## Start Provided records

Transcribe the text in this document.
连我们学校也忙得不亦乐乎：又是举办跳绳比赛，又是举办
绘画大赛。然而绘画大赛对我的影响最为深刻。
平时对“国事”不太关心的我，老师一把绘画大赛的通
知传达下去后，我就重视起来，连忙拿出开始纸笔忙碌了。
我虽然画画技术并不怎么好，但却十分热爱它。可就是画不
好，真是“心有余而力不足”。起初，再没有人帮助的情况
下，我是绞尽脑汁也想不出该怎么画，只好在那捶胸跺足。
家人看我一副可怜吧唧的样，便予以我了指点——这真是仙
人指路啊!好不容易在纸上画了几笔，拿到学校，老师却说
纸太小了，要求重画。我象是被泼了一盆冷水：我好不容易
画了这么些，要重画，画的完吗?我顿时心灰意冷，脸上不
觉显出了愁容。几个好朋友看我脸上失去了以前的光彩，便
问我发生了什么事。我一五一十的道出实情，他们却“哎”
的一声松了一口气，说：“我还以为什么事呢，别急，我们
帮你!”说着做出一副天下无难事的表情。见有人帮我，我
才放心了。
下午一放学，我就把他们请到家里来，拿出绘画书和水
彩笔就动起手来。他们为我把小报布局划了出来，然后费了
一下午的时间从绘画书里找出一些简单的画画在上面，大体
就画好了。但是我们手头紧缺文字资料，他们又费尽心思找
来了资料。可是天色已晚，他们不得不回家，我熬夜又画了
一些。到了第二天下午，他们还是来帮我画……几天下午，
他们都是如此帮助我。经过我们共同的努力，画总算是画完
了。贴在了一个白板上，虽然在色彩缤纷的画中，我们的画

## End Provided records

* Written instruction:
Print every record above exactly as written.

* Reply to the exercise:
Transcribe the text in this document.
连我们学校也忙得不亦乐乎：又是举办跳绳比赛，又是举办
绘画大赛。然而绘画大赛对我的影响最为深刻。
平时对“国事”不太关心的我，老师一把绘画大赛的通
知传达下去后，我就重视起来，连忙拿出开始纸笔忙碌了。
我虽然画画技术并不怎么好，但却十分热爱它。可就是画不
好，真是“心有余而力不足”。起初，再没有人帮助的情况
下，我是绞尽脑汁也想不出该怎么画，只好在那捶胸跺足。
家人看我一副可怜吧唧的样，便予以我了指点——这真是仙
人指路啊!好不容易在纸上画了几笔，拿到学校，老师却说
纸太小了，要求重画。我象是被泼了一盆冷水：我好不容易
画了这么些，要重画，画的完吗?我顿时心灰意冷，脸上不
觉显出了愁容。几个好朋友看我脸上失去了以前的光彩，便
问我发生了什么事。我一五一十的道出实情，他们却“哎”
的一声松了一口气，说：“我还以为什么事呢，别急，我们
帮你!”说着做出一副天下无难事的表情。见有人帮我，我
才放心了。
下午一放学，我就把他们请到家里来，拿出绘画书和水
彩笔就动起手来。他们为我把小报布局划了出来，然后费了
一下午的时间从绘画书里找出一些简单的画画在上面，大体
就画好了。但是我们手头紧缺文字资料，他们又费尽心思找
来了资料。可是天色已晚，他们不得不回家，我熬夜又画了
一些。到了第二天下午，他们还是来帮我画……几天下午，
他们都是如此帮助我。经过我们共同的努力，画总算是画完
了。贴在了一个白板上，虽然在色彩缤纷的画中，我们的画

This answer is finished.